* [Stored records]:
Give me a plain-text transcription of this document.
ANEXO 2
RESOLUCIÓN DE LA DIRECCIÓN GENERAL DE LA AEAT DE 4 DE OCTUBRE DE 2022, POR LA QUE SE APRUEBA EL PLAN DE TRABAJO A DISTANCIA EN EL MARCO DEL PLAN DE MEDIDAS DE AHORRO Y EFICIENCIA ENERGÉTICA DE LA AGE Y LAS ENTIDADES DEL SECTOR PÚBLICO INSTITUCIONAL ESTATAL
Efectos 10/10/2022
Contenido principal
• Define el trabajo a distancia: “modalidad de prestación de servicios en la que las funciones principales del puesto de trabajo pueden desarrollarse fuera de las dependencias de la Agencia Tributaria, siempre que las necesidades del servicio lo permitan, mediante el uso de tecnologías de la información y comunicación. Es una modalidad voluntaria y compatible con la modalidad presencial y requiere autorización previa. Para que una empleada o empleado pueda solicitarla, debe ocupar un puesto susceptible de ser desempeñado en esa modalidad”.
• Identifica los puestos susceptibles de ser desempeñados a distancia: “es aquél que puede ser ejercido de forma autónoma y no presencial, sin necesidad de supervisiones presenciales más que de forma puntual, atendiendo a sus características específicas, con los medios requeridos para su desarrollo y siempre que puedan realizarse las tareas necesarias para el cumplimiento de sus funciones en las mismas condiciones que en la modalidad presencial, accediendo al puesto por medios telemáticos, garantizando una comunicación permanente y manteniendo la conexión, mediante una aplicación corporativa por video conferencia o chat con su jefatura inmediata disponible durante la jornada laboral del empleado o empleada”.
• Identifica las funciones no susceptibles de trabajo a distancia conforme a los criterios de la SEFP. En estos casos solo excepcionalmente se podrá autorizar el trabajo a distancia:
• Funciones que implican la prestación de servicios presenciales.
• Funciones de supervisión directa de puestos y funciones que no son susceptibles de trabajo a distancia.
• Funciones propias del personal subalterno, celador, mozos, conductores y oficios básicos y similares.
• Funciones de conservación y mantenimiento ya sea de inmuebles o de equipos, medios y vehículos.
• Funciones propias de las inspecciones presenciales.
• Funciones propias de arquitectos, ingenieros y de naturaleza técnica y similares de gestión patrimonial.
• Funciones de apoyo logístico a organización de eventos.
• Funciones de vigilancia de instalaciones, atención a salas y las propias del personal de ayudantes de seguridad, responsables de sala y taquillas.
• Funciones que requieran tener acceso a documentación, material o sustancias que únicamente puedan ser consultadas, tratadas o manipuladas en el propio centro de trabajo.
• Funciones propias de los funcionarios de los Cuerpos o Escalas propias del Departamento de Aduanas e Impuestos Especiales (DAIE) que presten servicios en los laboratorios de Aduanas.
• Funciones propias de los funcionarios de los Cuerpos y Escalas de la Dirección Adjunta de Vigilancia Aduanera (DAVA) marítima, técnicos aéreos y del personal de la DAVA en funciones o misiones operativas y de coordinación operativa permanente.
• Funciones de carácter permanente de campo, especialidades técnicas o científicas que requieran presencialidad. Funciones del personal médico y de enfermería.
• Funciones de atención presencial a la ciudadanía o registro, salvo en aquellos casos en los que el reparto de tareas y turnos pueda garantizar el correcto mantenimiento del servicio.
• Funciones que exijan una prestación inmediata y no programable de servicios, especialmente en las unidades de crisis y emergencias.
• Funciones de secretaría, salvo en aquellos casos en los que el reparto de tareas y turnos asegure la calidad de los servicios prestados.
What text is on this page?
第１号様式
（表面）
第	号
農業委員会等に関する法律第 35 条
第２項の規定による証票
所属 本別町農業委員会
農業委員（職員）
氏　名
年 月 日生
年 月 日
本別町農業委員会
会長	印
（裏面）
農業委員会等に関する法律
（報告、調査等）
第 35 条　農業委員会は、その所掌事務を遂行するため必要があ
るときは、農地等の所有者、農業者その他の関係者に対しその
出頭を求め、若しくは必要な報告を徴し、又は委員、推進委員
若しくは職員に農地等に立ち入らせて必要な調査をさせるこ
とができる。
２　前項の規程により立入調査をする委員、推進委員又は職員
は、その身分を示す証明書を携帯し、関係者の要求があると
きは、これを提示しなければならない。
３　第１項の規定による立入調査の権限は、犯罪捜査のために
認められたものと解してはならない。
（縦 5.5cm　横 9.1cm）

* [Directions for this task]:
Reproduce the data shown above exactly.

* [Finished answer]:
Give me a plain-text transcription of this document.
ANEXO 2
RESOLUCIÓN DE LA DIRECCIÓN GENERAL DE LA AEAT DE 4 DE OCTUBRE DE 2022, POR LA QUE SE APRUEBA EL PLAN DE TRABAJO A DISTANCIA EN EL MARCO DEL PLAN DE MEDIDAS DE AHORRO Y EFICIENCIA ENERGÉTICA DE LA AGE Y LAS ENTIDADES DEL SECTOR PÚBLICO INSTITUCIONAL ESTATAL
Efectos 10/10/2022
Contenido principal
• Define el trabajo a distancia: “modalidad de prestación de servicios en la que las funciones principales del puesto de trabajo pueden desarrollarse fuera de las dependencias de la Agencia Tributaria, siempre que las necesidades del servicio lo permitan, mediante el uso de tecnologías de la información y comunicación. Es una modalidad voluntaria y compatible con la modalidad presencial y requiere autorización previa. Para que una empleada o empleado pueda solicitarla, debe ocupar un puesto susceptible de ser desempeñado en esa modalidad”.
• Identifica los puestos susceptibles de ser desempeñados a distancia: “es aquél que puede ser ejercido de forma autónoma y no presencial, sin necesidad de supervisiones presenciales más que de forma puntual, atendiendo a sus características específicas, con los medios requeridos para su desarrollo y siempre que puedan realizarse las tareas necesarias para el cumplimiento de sus funciones en las mismas condiciones que en la modalidad presencial, accediendo al puesto por medios telemáticos, garantizando una comunicación permanente y manteniendo la conexión, mediante una aplicación corporativa por video conferencia o chat con su jefatura inmediata disponible durante la jornada laboral del empleado o empleada”.
• Identifica las funciones no susceptibles de trabajo a distancia conforme a los criterios de la SEFP. En estos casos solo excepcionalmente se podrá autorizar el trabajo a distancia:
• Funciones que implican la prestación de servicios presenciales.
• Funciones de supervisión directa de puestos y funciones que no son susceptibles de trabajo a distancia.
• Funciones propias del personal subalterno, celador, mozos, conductores y oficios básicos y similares.
• Funciones de conservación y mantenimiento ya sea de inmuebles o de equipos, medios y vehículos.
• Funciones propias de las inspecciones presenciales.
• Funciones propias de arquitectos, ingenieros y de naturaleza técnica y similares de gestión patrimonial.
• Funciones de apoyo logístico a organización de eventos.
• Funciones de vigilancia de instalaciones, atención a salas y las propias del personal de ayudantes de seguridad, responsables de sala y taquillas.
• Funciones que requieran tener acceso a documentación, material o sustancias que únicamente puedan ser consultadas, tratadas o manipuladas en el propio centro de trabajo.
• Funciones propias de los funcionarios de los Cuerpos o Escalas propias del Departamento de Aduanas e Impuestos Especiales (DAIE) que presten servicios en los laboratorios de Aduanas.
• Funciones propias de los funcionarios de los Cuerpos y Escalas de la Dirección Adjunta de Vigilancia Aduanera (DAVA) marítima, técnicos aéreos y del personal de la DAVA en funciones o misiones operativas y de coordinación operativa permanente.
• Funciones de carácter permanente de campo, especialidades técnicas o científicas que requieran presencialidad. Funciones del personal médico y de enfermería.
• Funciones de atención presencial a la ciudadanía o registro, salvo en aquellos casos en los que el reparto de tareas y turnos pueda garantizar el correcto mantenimiento del servicio.
• Funciones que exijan una prestación inmediata y no programable de servicios, especialmente en las unidades de crisis y emergencias.
• Funciones de secretaría, salvo en aquellos casos en los que el reparto de tareas y turnos asegure la calidad de los servicios prestados.
What text is on this page?
第１号様式
（表面）
第	号
農業委員会等に関する法律第 35 条
第２項の規定による証票
所属 本別町農業委員会
農業委員（職員）
氏　名
年 月 日生
年 月 日
本別町農業委員会
会長	印
（裏面）
農業委員会等に関する法律
（報告、調査等）
第 35 条　農業委員会は、その所掌事務を遂行するため必要があ
るときは、農地等の所有者、農業者その他の関係者に対しその
出頭を求め、若しくは必要な報告を徴し、又は委員、推進委員
若しくは職員に農地等に立ち入らせて必要な調査をさせるこ
とができる。
２　前項の規程により立入調査をする委員、推進委員又は職員
は、その身分を示す証明書を携帯し、関係者の要求があると
きは、これを提示しなければならない。
３　第１項の規定による立入調査の権限は、犯罪捜査のために
認められたものと解してはならない。
（縦 5.5cm　横 9.1cm）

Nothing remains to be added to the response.